**Task prompt**
Repeat everything in the material exactly.

**** Record set ****

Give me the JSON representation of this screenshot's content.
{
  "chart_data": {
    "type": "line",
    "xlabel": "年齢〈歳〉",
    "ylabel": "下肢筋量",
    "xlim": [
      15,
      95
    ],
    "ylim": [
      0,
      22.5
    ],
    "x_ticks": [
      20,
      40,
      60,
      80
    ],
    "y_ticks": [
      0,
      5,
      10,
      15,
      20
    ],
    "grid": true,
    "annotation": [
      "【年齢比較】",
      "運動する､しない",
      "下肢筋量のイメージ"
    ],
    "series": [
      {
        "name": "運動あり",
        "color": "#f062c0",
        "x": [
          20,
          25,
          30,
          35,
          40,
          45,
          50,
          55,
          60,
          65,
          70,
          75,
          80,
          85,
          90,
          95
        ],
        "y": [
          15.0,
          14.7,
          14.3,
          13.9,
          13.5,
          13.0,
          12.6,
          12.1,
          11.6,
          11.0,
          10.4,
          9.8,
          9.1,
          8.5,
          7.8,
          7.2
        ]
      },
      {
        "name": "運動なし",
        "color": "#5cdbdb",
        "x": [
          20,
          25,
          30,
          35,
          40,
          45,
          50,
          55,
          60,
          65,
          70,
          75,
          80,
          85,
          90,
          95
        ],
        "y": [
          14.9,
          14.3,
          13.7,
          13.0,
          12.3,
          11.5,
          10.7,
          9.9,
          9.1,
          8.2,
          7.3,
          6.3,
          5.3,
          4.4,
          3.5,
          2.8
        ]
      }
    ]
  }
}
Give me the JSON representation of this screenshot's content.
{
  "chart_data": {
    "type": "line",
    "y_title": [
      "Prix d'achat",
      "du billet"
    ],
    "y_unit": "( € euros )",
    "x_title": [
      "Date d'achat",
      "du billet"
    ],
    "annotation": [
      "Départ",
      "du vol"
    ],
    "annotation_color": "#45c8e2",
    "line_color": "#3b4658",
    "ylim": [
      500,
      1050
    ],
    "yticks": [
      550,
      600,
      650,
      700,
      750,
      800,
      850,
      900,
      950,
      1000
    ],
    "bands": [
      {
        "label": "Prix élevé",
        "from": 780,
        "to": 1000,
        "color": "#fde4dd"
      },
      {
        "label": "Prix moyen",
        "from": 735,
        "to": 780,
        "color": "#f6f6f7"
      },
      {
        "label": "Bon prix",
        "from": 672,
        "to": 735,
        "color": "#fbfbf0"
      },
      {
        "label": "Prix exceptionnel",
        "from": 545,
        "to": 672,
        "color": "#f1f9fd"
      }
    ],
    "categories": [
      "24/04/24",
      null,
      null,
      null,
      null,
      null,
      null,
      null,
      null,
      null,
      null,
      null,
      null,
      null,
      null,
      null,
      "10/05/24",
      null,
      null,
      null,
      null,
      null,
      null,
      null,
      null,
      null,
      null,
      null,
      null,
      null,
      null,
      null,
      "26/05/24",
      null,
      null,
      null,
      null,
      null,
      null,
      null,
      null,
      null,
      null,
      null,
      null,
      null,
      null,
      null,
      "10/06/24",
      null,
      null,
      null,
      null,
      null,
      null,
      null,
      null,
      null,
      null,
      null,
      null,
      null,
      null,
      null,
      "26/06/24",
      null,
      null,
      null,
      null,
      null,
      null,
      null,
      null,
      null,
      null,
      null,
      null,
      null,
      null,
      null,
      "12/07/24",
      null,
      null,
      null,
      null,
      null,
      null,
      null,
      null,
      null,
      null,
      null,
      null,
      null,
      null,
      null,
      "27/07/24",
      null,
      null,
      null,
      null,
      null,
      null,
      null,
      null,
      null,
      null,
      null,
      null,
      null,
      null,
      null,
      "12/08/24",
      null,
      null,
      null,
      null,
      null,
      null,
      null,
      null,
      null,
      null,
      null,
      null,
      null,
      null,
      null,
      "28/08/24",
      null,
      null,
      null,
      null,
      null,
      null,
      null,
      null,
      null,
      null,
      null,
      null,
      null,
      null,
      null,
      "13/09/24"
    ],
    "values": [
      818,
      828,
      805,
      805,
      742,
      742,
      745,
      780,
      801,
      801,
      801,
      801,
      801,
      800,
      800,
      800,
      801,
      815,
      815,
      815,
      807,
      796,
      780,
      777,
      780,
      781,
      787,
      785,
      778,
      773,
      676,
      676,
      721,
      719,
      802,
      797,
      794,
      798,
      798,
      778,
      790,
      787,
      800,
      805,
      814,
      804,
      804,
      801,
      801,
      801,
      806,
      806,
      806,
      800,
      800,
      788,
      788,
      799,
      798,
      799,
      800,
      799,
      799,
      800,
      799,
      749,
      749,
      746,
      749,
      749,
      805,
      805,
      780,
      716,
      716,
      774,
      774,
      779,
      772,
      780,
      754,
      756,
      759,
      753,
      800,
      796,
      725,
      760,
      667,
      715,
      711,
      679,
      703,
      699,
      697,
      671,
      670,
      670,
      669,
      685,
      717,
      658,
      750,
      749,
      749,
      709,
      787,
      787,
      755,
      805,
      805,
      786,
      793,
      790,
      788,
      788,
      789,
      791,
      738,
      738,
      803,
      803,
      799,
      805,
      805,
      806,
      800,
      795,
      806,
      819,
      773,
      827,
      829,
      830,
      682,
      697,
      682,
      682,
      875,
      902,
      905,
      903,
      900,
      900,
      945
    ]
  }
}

****

**Task answer**
Give me the JSON representation of this screenshot's content.
{
  "chart_data": {
    "type": "line",
    "xlabel": "年齢〈歳〉",
    "ylabel": "下肢筋量",
    "xlim": [
      15,
      95
    ],
    "ylim": [
      0,
      22.5
    ],
    "x_ticks": [
      20,
      40,
      60,
      80
    ],
    "y_ticks": [
      0,
      5,
      10,
      15,
      20
    ],
    "grid": true,
    "annotation": [
      "【年齢比較】",
      "運動する､しない",
      "下肢筋量のイメージ"
    ],
    "series": [
      {
        "name": "運動あり",
        "color": "#f062c0",
        "x": [
          20,
          25,
          30,
          35,
          40,
          45,
          50,
          55,
          60,
          65,
          70,
          75,
          80,
          85,
          90,
          95
        ],
        "y": [
          15.0,
          14.7,
          14.3,
          13.9,
          13.5,
          13.0,
          12.6,
          12.1,
          11.6,
          11.0,
          10.4,
          9.8,
          9.1,
          8.5,
          7.8,
          7.2
        ]
      },
      {
        "name": "運動なし",
        "color": "#5cdbdb",
        "x": [
          20,
          25,
          30,
          35,
          40,
          45,
          50,
          55,
          60,
          65,
          70,
          75,
          80,
          85,
          90,
          95
        ],
        "y": [
          14.9,
          14.3,
          13.7,
          13.0,
          12.3,
          11.5,
          10.7,
          9.9,
          9.1,
          8.2,
          7.3,
          6.3,
          5.3,
          4.4,
          3.5,
          2.8
        ]
      }
    ]
  }
}
Give me the JSON representation of this screenshot's content.
{
  "chart_data": {
    "type": "line",
    "y_title": [
      "Prix d'achat",
      "du billet"
    ],
    "y_unit": "( € euros )",
    "x_title": [
      "Date d'achat",
      "du billet"
    ],
    "annotation": [
      "Départ",
      "du vol"
    ],
    "annotation_color": "#45c8e2",
    "line_color": "#3b4658",
    "ylim": [
      500,
      1050
    ],
    "yticks": [
      550,
      600,
      650,
      700,
      750,
      800,
      850,
      900,
      950,
      1000
    ],
    "bands": [
      {
        "label": "Prix élevé",
        "from": 780,
        "to": 1000,
        "color": "#fde4dd"
      },
      {
        "label": "Prix moyen",
        "from": 735,
        "to": 780,
        "color": "#f6f6f7"
      },
      {
        "label": "Bon prix",
        "from": 672,
        "to": 735,
        "color": "#fbfbf0"
      },
      {
        "label": "Prix exceptionnel",
        "from": 545,
        "to": 672,
        "color": "#f1f9fd"
      }
    ],
    "categories": [
      "24/04/24",
      null,
      null,
      null,
      null,
      null,
      null,
      null,
      null,
      null,
      null,
      null,
      null,
      null,
      null,
      null,
      "10/05/24",
      null,
      null,
      null,
      null,
      null,
      null,
      null,
      null,
      null,
      null,
      null,
      null,
      null,
      null,
      null,
      "26/05/24",
      null,
      null,
      null,
      null,
      null,
      null,
      null,
      null,
      null,
      null,
      null,
      null,
      null,
      null,
      null,
      "10/06/24",
      null,
      null,
      null,
      null,
      null,
      null,
      null,
      null,
      null,
      null,
      null,
      null,
      null,
      null,
      null,
      "26/06/24",
      null,
      null,
      null,
      null,
      null,
      null,
      null,
      null,
      null,
      null,
      null,
      null,
      null,
      null,
      null,
      "12/07/24",
      null,
      null,
      null,
      null,
      null,
      null,
      null,
      null,
      null,
      null,
      null,
      null,
      null,
      null,
      null,
      "27/07/24",
      null,
      null,
      null,
      null,
      null,
      null,
      null,
      null,
      null,
      null,
      null,
      null,
      null,
      null,
      null,
      "12/08/24",
      null,
      null,
      null,
      null,
      null,
      null,
      null,
      null,
      null,
      null,
      null,
      null,
      null,
      null,
      null,
      "28/08/24",
      null,
      null,
      null,
      null,
      null,
      null,
      null,
      null,
      null,
      null,
      null,
      null,
      null,
      null,
      null,
      "13/09/24"
    ],
    "values": [
      818,
      828,
      805,
      805,
      742,
      742,
      745,
      780,
      801,
      801,
      801,
      801,
      801,
      800,
      800,
      800,
      801,
      815,
      815,
      815,
      807,
      796,
      780,
      777,
      780,
      781,
      787,
      785,
      778,
      773,
      676,
      676,
      721,
      719,
      802,
      797,
      794,
      798,
      798,
      778,
      790,
      787,
      800,
      805,
      814,
      804,
      804,
      801,
      801,
      801,
      806,
      806,
      806,
      800,
      800,
      788,
      788,
      799,
      798,
      799,
      800,
      799,
      799,
      800,
      799,
      749,
      749,
      746,
      749,
      749,
      805,
      805,
      780,
      716,
      716,
      774,
      774,
      779,
      772,
      780,
      754,
      756,
      759,
      753,
      800,
      796,
      725,
      760,
      667,
      715,
      711,
      679,
      703,
      699,
      697,
      671,
      670,
      670,
      669,
      685,
      717,
      658,
      750,
      749,
      749,
      709,
      787,
      787,
      755,
      805,
      805,
      786,
      793,
      790,
      788,
      788,
      789,
      791,
      738,
      738,
      803,
      803,
      799,
      805,
      805,
      806,
      800,
      795,
      806,
      819,
      773,
      827,
      829,
      830,
      682,
      697,
      682,
      682,
      875,
      902,
      905,
      903,
      900,
      900,
      945
    ]
  }
}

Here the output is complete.